Each line containing the word "have" should be found and copied.
Supplied material start
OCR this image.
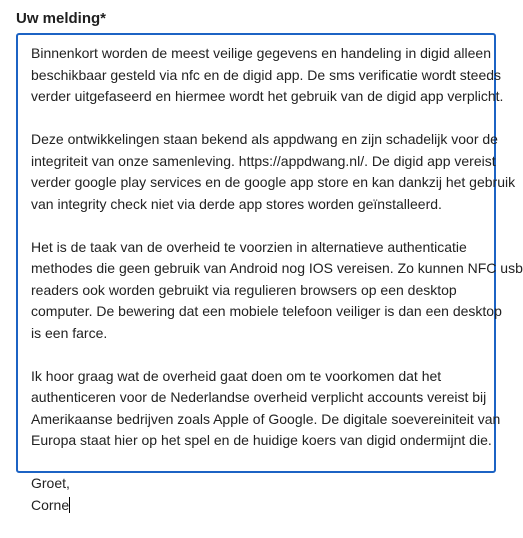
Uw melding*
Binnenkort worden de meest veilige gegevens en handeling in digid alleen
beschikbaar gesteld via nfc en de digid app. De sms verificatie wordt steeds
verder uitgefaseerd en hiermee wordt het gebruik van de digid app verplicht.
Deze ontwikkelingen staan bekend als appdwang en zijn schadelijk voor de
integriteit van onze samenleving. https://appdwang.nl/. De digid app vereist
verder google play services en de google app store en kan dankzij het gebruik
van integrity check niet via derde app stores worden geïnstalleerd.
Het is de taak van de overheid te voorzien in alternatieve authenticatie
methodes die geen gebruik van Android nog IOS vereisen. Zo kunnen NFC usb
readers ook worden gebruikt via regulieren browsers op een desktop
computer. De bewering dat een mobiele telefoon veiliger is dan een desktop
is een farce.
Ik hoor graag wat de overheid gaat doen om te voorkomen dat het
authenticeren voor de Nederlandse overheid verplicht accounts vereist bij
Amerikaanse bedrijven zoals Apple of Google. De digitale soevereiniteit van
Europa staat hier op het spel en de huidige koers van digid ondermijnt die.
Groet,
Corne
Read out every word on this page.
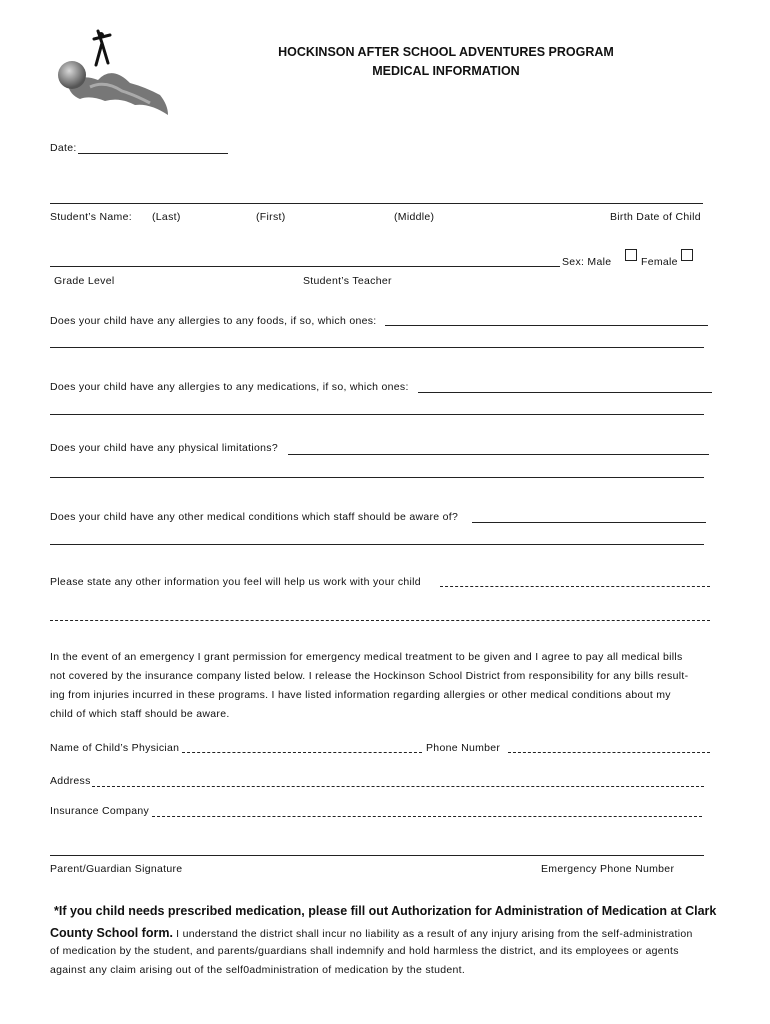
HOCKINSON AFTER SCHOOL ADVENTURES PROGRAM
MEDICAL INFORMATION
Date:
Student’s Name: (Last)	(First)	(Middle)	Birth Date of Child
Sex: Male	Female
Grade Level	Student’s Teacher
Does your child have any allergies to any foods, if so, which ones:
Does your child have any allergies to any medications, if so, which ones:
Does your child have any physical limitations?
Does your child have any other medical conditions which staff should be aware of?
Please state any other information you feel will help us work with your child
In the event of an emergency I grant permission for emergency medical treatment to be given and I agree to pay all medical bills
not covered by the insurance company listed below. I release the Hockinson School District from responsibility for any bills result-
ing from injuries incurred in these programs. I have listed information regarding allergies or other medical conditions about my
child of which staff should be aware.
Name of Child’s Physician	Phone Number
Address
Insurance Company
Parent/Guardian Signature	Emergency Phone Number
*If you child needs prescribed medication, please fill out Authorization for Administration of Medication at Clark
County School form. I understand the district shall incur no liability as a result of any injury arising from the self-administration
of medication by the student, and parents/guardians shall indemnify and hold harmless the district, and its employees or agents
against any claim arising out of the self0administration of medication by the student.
Supplied material end
Supplied material start
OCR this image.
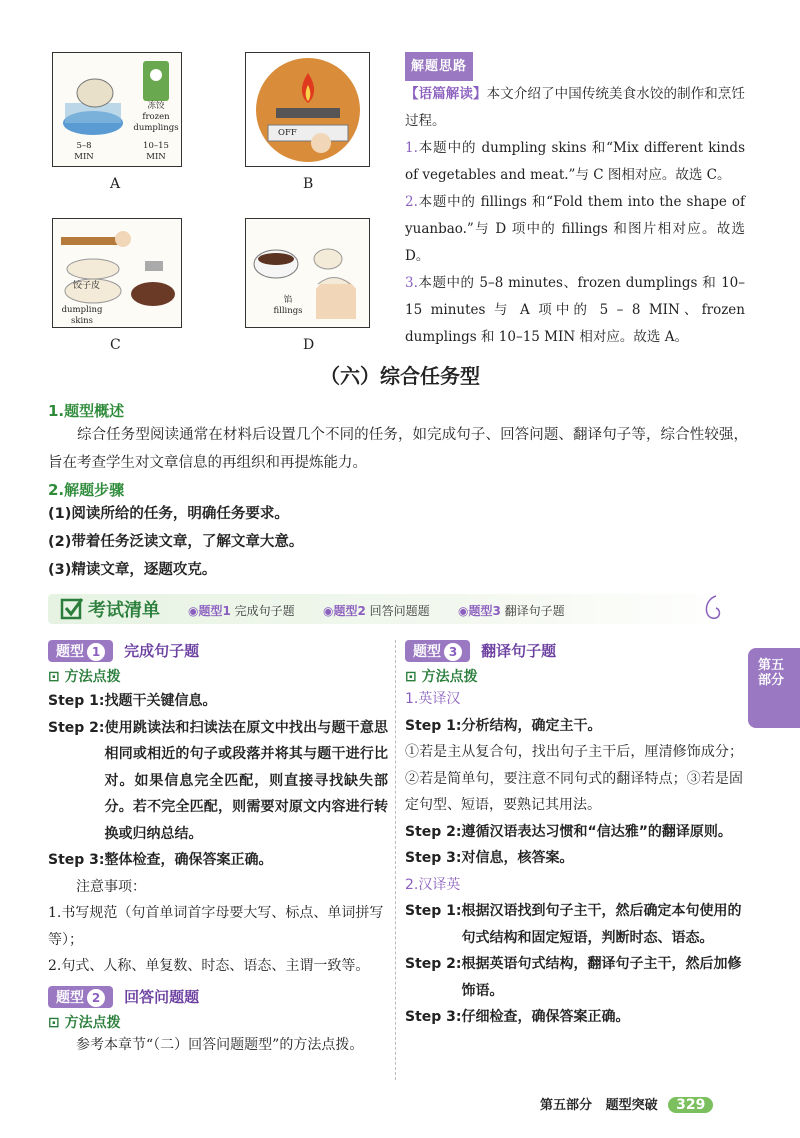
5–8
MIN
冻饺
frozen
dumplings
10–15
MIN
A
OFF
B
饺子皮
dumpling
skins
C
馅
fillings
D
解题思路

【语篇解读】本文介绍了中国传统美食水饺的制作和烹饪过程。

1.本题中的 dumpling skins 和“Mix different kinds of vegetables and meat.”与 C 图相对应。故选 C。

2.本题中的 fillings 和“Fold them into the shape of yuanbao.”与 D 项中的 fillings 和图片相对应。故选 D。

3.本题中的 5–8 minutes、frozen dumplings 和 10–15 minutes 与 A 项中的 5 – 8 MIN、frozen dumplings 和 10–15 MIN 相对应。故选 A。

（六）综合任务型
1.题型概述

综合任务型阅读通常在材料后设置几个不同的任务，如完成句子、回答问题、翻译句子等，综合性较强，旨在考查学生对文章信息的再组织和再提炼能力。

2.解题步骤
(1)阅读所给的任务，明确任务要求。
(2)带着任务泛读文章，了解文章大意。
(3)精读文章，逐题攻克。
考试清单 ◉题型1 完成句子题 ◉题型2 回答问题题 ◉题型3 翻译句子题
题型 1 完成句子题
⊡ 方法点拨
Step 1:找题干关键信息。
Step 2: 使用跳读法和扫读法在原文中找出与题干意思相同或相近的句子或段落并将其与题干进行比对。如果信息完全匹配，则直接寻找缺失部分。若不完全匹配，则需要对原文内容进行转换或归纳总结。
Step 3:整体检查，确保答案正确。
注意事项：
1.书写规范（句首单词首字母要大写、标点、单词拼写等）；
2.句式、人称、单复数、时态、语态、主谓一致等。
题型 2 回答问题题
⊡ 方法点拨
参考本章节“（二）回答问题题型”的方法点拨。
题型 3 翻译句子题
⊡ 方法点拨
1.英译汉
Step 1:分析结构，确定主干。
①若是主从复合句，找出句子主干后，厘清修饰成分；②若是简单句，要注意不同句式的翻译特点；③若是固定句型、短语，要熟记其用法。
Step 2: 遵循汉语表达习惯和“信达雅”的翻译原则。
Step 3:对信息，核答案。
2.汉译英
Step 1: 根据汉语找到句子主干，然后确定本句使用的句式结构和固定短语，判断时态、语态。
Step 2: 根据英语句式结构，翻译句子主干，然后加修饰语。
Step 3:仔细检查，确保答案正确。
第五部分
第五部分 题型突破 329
Supplied material end
Supplied material start
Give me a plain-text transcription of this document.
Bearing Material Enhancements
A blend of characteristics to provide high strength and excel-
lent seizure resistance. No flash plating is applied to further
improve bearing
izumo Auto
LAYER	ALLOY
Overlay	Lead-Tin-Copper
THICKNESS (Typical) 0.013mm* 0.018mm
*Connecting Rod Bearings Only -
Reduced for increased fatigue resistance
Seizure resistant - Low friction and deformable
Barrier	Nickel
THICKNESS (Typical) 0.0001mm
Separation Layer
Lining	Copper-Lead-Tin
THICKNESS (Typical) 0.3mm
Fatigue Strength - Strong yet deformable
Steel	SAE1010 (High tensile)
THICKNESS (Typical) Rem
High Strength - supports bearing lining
Supplied material end
Correct answer »
Does your child have any allergies to any foods, if so, which ones:
Does your child have any allergies to any medications, if so, which ones:
Does your child have any physical limitations?
Does your child have any other medical conditions which staff should be aware of?
ing from injuries incurred in these programs. I have listed information regarding allergies or other medical conditions about my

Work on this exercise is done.